Available data:
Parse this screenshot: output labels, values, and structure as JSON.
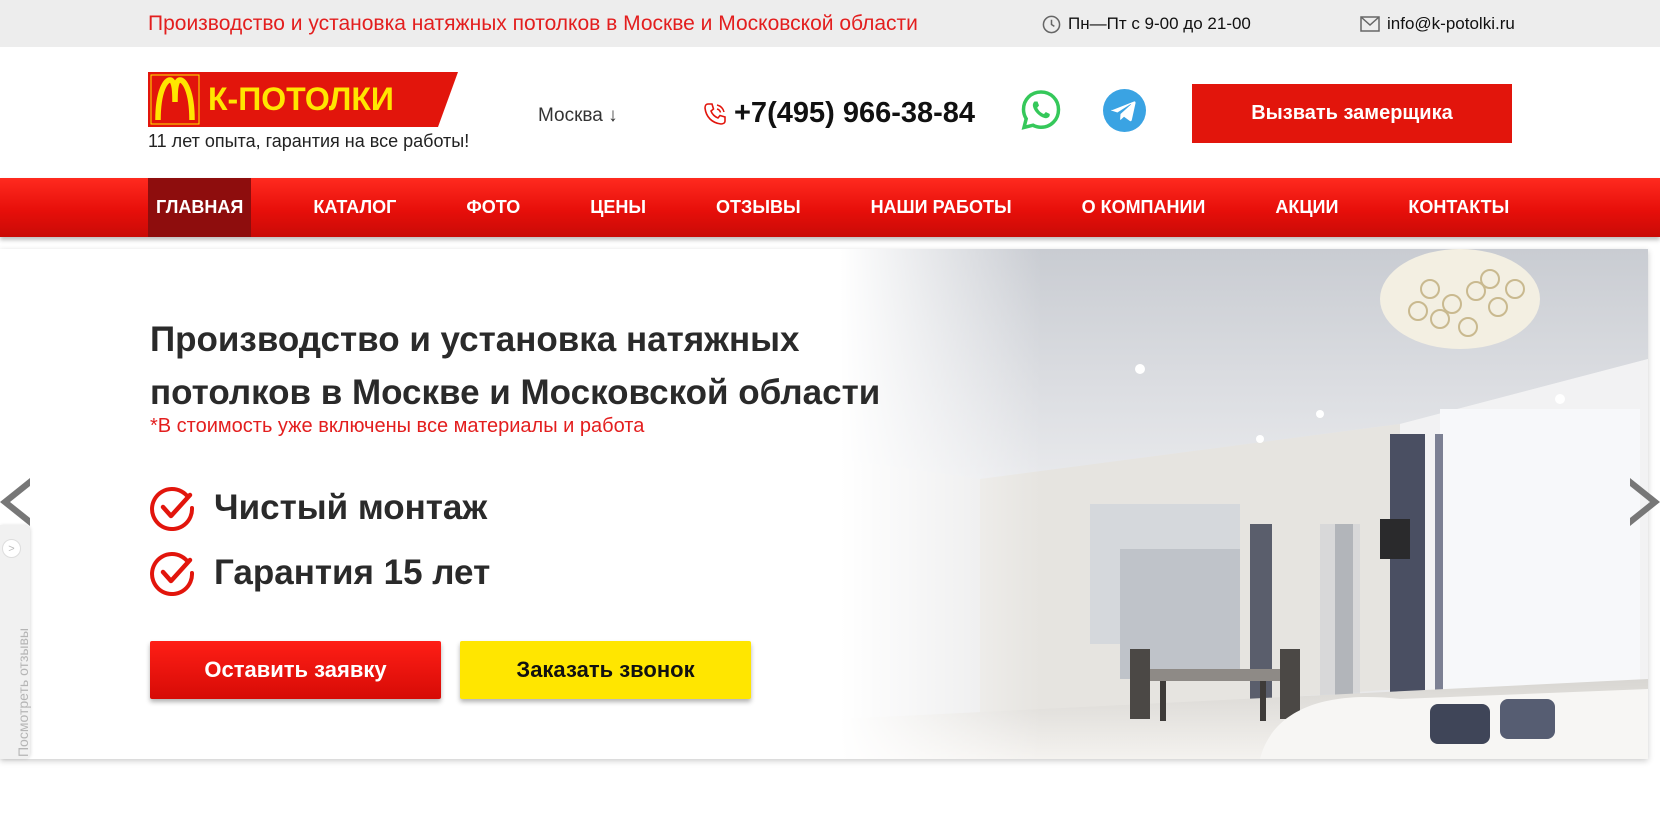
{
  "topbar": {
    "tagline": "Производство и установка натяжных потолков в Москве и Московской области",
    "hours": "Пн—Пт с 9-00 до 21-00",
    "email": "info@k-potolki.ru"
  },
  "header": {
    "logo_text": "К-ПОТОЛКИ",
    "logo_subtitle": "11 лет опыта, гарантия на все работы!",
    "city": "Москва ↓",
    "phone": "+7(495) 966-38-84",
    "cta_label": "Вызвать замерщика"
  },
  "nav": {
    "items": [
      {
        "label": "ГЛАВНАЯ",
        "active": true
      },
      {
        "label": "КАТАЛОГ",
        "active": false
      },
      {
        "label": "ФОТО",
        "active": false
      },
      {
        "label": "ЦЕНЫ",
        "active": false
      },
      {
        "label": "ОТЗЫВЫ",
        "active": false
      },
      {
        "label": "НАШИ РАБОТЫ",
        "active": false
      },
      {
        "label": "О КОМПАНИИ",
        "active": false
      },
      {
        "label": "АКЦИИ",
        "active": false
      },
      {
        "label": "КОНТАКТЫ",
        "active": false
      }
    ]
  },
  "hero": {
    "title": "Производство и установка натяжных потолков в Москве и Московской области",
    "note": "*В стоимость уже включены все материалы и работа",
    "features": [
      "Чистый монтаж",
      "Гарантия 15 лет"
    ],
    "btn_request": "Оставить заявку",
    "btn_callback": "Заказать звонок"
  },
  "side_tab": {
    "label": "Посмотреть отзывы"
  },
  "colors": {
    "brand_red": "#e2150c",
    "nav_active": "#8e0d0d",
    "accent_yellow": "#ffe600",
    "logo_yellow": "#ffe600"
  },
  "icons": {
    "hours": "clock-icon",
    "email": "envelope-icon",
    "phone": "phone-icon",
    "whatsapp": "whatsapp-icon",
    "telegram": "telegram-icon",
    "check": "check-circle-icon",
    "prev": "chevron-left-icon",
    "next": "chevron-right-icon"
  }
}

What you are asked to do:
Using the listing above, list every line in which the string "натяжных" occurs.

Answer to the problem:
    "tagline": "Производство и установка натяжных потолков в Москве и Московской области",
    "title": "Производство и установка натяжных потолков в Москве и Московской области",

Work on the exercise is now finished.